Written request:
Copy out the passage on Murdama Group stratigraphy between "Stratigraphy of the" and "the Mistahjed belts.", inclusive.

Stratigraphy of the late Proterozoic Murdama Group, Saudi Arabia

Bulletin 1976




The Murdama group is in the upper part of the sequence of Proterozoic layered rocks in the Precambrian shield of Saudi Arabia. It consists of clastic sedimentary rocks and small amounts of limestone and volcanic rocks. The Murdama crops out in the eastern part of the exposed part of the shield, within 200 km of its margin. The principal outcrop area, herein designated the Afif belt, is 600 km long and has a maximum width of 80 km. Two other significant outcrop areas lying to the south are designated the Jabal Hadhah and the Mistahjed belts.

The Murdama group unconformably overlies older plutonic rocks that range in composition from diorite to granite and volcanic rocks ranging from basalt to rhyolite. It is unconformably overlain in the north part of the Afif belt by sedimentary and volcanic rocks of the Jurdhawiyah group, and in many areas is intruded by younger granite.

In the south part of the Afif belt the Murdama group lies in the Maslum synclinorium, a structure characterized by tight folding near its northwest margin and open folding elsewhere. To the north, the synclinorium is much broken up by faulting, particularly by left-lateral faults of the Najd system.

Sections on the west flank of the Mast urn synclinorium in the south part of the Afif belt have apparent thicknesses of about 5,300 m at Jabal Murdama, 5,700 m at Jabal Raqabah, and 1 ,400 and 4,000 m at As Sawadah. The strata in these sections consist mostly of greenish-gray, very fine to coarse-grained volcanic arenite that is poorly sorted and consists of angular grains. Basal conglomerates are thin and inconspicuous, but coarse arenite, locally pebbly, predominates in the jabal Raqabah section. A prominent air-fall ash tuff caps Jabal Murdama, and an ash-flow tuff caps Jabal Raqabah.

Sections on the east flank of the synclinorium have apparent thicknesses of about 2,500 m at Jabal Farida, 3,600 m at Jabal Damkh, 12,400 m at Jabal Zaydi, and 16,800 m, adjusted for folding, at Wadi Sirrah. Jabal Farida and Jabal Damkh are underlain principally by limestone of distinctive tan- and gray-weathering types, which has been named the Farida marble. Limestones of these and other colors occur in all the belts composing the Murdama and form a unifying element. The other sections consist mostly of sandstone similar to that at Jabal Murdama.

Sections in the north part of the Afif belt have apparent thickness of about 3,300 and 7,600 m at Wadi Jarir, 840 m at Jabal Ajam, 534 and 1,833 m at Jabal Muwasham, about 3,800 m adjusted for folding east of jabal Silsillah, 4,900 m at Jabal Khidar, and 8,400 m at jabal umm Sammah. The Wadi Jarir section consists of sandstone very similar to that at Jabal Murdama, with thin basal conglomerate and local ash tuff. The other sections consist of conglomerate, sandstone, and siltstone.

Supplied data:
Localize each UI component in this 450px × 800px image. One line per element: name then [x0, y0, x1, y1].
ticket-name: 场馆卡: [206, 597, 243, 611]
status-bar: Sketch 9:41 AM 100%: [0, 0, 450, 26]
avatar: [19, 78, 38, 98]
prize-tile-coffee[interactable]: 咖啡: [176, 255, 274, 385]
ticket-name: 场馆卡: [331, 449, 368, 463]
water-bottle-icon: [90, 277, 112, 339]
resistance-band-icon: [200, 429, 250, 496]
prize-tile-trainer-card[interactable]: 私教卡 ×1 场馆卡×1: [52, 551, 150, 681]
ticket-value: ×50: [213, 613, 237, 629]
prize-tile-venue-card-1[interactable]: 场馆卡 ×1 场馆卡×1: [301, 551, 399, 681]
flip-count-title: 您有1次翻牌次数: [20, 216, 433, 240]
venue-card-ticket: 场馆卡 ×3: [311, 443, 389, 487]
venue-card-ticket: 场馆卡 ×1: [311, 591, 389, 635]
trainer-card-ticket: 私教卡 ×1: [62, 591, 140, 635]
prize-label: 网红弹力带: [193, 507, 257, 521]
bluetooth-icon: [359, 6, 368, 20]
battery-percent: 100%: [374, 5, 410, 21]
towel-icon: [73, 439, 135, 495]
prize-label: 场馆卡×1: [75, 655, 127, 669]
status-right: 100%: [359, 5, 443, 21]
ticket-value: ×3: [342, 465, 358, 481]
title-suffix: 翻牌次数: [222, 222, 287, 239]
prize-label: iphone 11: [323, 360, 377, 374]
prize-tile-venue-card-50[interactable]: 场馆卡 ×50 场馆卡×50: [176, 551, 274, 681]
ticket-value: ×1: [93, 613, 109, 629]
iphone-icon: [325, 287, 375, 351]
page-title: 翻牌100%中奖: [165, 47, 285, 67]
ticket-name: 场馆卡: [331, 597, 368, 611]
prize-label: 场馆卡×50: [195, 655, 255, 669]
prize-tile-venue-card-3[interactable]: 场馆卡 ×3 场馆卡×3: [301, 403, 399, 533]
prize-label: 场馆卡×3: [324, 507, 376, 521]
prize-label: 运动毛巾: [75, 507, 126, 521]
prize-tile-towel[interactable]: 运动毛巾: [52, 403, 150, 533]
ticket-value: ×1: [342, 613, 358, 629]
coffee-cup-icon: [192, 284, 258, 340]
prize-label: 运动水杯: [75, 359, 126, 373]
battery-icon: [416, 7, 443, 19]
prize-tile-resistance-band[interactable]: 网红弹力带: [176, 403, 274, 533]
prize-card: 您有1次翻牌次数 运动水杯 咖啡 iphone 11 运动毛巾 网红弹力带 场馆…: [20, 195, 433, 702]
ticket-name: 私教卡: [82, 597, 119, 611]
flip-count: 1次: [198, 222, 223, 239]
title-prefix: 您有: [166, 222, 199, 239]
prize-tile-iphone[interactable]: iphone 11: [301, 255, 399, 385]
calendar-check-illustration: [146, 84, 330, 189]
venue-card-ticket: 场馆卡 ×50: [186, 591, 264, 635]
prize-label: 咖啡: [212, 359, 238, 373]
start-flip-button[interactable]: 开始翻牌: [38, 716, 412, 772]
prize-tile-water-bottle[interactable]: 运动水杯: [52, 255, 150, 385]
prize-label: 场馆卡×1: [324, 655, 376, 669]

Worked answer:
Stratigraphy of the late Proterozoic Murdama Group, Saudi Arabia

Bulletin 1976




The Murdama group is in the upper part of the sequence of Proterozoic layered rocks in the Precambrian shield of Saudi Arabia. It consists of clastic sedimentary rocks and small amounts of limestone and volcanic rocks. The Murdama crops out in the eastern part of the exposed part of the shield, within 200 km of its margin. The principal outcrop area, herein designated the Afif belt, is 600 km long and has a maximum width of 80 km. Two other significant outcrop areas lying to the south are designated the Jabal Hadhah and the Mistahjed belts.